▶ [DIRECTIONS] Repeat every record below exactly, but leave out any pictures.

▶ [PROVIDED DATA]
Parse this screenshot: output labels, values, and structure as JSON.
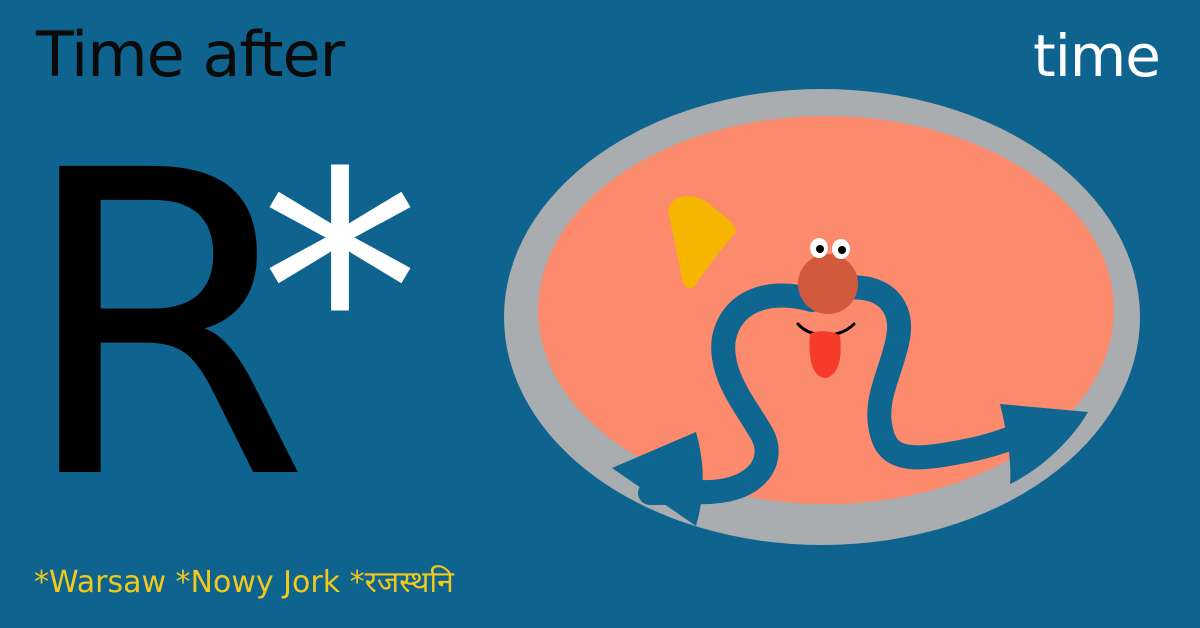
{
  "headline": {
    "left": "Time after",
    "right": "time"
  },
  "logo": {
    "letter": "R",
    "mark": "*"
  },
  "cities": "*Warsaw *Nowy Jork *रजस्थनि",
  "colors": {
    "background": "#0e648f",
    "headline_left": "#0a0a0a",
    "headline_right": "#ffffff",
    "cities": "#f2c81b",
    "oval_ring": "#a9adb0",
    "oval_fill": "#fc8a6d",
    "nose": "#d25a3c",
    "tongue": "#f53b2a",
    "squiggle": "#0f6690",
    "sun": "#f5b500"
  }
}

▶ [TASK RESULT]
Parse this screenshot: output labels, values, and structure as JSON.
{
  "headline": {
    "left": "Time after",
    "right": "time"
  },
  "logo": {
    "letter": "R",
    "mark": "*"
  },
  "cities": "*Warsaw *Nowy Jork *रजस्थनि",
  "colors": {
    "background": "#0e648f",
    "headline_left": "#0a0a0a",
    "headline_right": "#ffffff",
    "cities": "#f2c81b",
    "oval_ring": "#a9adb0",
    "oval_fill": "#fc8a6d",
    "nose": "#d25a3c",
    "tongue": "#f53b2a",
    "squiggle": "#0f6690",
    "sun": "#f5b500"
  }
}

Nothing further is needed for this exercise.